### Work required
In the material below, find every line with "this" and pull it out.

### Records supplied
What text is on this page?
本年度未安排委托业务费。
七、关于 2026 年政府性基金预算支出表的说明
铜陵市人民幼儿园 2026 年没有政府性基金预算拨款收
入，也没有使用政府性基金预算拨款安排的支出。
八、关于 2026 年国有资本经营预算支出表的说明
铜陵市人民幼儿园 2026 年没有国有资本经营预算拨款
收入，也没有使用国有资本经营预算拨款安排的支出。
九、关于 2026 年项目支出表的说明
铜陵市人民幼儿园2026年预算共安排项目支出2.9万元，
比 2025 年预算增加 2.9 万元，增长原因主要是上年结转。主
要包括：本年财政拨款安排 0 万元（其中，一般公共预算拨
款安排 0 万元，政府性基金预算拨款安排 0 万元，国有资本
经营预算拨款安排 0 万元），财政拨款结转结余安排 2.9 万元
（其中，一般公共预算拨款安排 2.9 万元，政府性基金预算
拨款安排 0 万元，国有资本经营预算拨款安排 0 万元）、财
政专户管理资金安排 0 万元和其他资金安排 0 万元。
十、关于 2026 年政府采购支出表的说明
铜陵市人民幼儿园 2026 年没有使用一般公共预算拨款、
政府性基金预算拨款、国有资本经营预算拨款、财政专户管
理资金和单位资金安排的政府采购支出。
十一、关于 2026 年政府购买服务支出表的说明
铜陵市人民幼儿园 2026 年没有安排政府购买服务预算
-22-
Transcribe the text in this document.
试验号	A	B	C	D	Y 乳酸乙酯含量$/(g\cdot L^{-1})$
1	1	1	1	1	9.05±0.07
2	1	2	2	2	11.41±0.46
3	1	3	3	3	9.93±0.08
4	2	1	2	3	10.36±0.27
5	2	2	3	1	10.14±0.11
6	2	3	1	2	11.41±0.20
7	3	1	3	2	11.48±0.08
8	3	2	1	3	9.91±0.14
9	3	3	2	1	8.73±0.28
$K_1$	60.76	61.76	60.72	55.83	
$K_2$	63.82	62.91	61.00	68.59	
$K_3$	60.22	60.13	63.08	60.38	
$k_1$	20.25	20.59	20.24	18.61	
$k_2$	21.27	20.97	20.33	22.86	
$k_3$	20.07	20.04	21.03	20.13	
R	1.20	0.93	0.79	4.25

### Complete answer
What text is on this page?
Transcribe the text in this document.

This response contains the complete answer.